# CONSIGNES DE TRAVAIL
1. Dans l'extrait sur l'enseignement des langues étrangères, indiquez depuis quelle année cet enseignement privilégie les compétences orales.
2. Traduisez en anglais la phrase suivante, tirée de l'extrait sur l'enseignement des langues étrangères : « Cependant, le français possède une structure très systématique. »

# EXTRAIT RETENU
Depuis 2010, l’enseignement de langues étrangères met l’accent sur les compétences orales plutôt que sur le vocabulaire et la grammaire. D’après Van Hamme, qui termine un livre sur « la qualité en baisse de l’enseignement en Flandre », cet accent placé sur les compétences orales nous coûte cher. « Autrefois, en cours de français, on se focalisait certainement trop sur la grammaire. Maintenant, on néglige tout ce qui est connaissances. Cependant, le français possède une structure très systématique. Si vous ne la comprenez pas, vous ne pouvez pas communiquer. Cette année, j’ai répété les simples conjugaisons à la demande de mes étudiants qui ont pourtant eu au moins trois heures de français par semaine. »

[Entrées de données recueillies]
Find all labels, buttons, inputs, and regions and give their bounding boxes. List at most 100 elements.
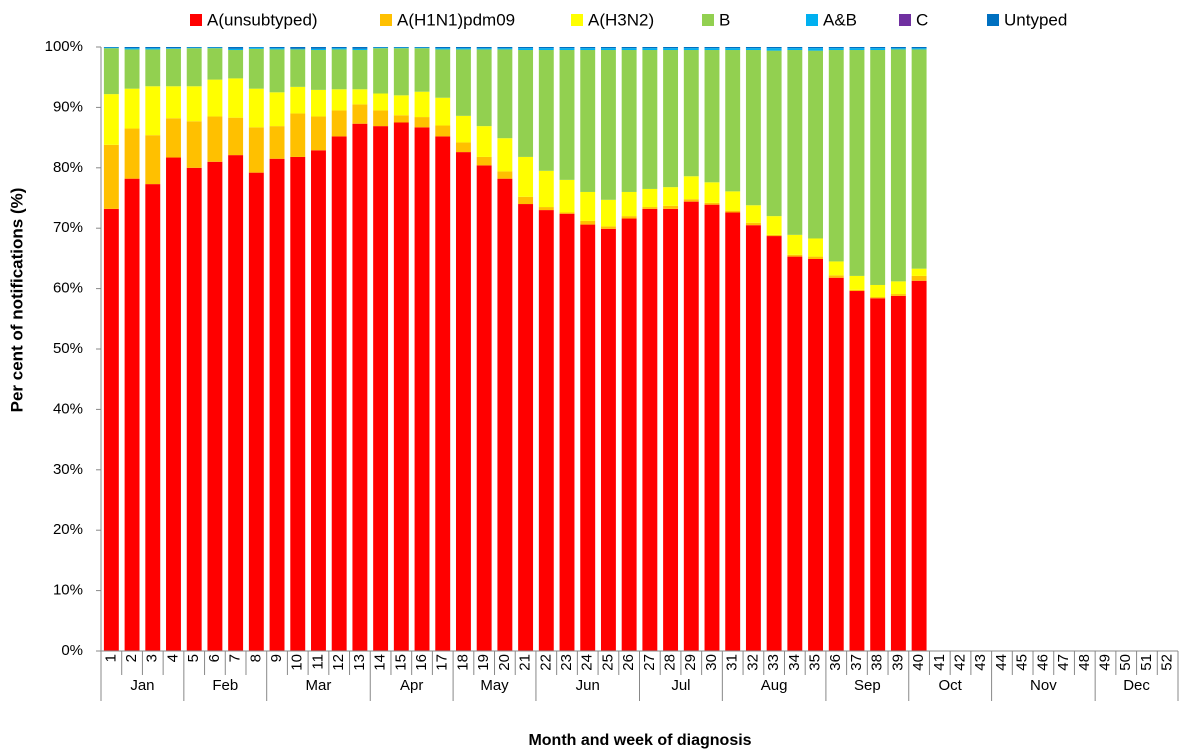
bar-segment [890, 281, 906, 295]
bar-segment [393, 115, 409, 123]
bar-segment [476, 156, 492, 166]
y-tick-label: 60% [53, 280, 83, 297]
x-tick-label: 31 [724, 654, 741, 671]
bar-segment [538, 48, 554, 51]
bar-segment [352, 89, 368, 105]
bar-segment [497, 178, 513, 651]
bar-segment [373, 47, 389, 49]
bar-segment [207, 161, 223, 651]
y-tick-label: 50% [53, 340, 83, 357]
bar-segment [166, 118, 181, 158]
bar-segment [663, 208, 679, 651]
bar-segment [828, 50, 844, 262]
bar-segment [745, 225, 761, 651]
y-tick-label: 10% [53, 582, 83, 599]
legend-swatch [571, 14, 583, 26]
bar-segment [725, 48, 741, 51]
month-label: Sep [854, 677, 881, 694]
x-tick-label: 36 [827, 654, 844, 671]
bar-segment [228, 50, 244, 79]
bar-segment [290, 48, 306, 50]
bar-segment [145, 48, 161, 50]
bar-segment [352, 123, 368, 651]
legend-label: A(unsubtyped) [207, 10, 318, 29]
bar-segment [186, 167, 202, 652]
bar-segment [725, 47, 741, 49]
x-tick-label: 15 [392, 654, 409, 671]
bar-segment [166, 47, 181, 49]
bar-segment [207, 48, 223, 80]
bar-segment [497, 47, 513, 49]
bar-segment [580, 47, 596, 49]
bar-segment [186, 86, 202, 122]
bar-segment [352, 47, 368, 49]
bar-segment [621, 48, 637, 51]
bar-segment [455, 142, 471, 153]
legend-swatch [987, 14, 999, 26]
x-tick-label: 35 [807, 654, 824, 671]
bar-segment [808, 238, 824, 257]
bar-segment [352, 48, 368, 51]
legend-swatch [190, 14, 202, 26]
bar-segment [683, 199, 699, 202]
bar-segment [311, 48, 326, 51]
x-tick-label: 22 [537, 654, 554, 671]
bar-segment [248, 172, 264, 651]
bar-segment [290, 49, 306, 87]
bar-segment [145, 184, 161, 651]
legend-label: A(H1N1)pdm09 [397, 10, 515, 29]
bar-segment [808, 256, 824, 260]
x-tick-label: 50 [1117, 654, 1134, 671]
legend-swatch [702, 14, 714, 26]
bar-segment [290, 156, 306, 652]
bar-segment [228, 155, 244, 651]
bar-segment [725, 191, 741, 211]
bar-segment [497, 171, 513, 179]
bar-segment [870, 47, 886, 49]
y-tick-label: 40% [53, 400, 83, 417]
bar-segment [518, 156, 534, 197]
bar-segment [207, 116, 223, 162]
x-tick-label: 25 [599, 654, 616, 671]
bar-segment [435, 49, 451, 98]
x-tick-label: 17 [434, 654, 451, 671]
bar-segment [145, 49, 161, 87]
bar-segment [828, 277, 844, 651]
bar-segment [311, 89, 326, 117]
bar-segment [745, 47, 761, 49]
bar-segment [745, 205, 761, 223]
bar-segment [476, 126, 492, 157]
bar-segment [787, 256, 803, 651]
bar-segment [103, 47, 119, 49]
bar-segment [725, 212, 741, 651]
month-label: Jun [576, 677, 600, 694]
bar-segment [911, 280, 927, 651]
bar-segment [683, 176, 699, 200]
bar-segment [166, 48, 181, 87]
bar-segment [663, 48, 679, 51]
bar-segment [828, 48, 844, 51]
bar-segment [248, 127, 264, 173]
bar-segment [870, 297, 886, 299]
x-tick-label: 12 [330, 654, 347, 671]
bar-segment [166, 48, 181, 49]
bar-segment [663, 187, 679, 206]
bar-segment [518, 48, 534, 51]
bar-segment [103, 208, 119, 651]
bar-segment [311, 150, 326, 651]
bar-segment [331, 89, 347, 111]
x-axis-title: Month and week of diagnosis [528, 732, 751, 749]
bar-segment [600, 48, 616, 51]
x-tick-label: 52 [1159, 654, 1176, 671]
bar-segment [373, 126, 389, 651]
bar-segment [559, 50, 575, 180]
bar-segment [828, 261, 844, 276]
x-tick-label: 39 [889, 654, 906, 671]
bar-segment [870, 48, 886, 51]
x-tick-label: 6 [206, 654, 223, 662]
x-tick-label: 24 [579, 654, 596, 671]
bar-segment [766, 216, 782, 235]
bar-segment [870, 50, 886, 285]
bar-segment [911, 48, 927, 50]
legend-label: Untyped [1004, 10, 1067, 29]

# RÉPONSES COMPLÈTES
1. Depuis 2010.

2. However, French has a very systematic structure.